◆ JOB ◆
In the records that follow, show each line where the word "wenn" is present.

start

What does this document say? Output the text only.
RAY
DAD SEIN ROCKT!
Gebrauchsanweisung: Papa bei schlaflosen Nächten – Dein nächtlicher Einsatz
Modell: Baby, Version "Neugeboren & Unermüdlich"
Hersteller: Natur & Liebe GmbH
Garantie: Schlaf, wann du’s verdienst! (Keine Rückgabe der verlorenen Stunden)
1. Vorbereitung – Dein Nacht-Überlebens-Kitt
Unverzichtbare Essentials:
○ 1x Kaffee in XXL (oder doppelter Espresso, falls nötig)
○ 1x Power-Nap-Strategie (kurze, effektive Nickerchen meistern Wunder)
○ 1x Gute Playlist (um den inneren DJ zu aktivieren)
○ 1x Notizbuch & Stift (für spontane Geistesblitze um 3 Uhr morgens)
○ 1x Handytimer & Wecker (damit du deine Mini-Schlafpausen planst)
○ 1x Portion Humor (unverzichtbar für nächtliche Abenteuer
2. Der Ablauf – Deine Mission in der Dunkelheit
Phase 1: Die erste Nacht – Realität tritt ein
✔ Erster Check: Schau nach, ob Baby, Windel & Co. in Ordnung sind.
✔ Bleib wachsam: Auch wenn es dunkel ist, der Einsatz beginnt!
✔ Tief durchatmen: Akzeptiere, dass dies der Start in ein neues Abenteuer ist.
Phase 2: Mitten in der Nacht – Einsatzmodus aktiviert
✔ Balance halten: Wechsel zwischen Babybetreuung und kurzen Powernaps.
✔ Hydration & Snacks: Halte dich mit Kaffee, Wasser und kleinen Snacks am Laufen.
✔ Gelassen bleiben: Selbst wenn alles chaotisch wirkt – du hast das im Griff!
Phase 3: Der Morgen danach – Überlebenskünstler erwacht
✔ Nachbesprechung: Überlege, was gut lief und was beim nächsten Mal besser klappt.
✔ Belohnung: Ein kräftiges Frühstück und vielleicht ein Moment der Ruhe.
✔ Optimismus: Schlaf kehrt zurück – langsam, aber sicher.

end

◆ THE ANSWER ◆
✔ Bleib wachsam: Auch wenn es dunkel ist, der Einsatz beginnt!
✔ Gelassen bleiben: Selbst wenn alles chaotisch wirkt – du hast das im Griff!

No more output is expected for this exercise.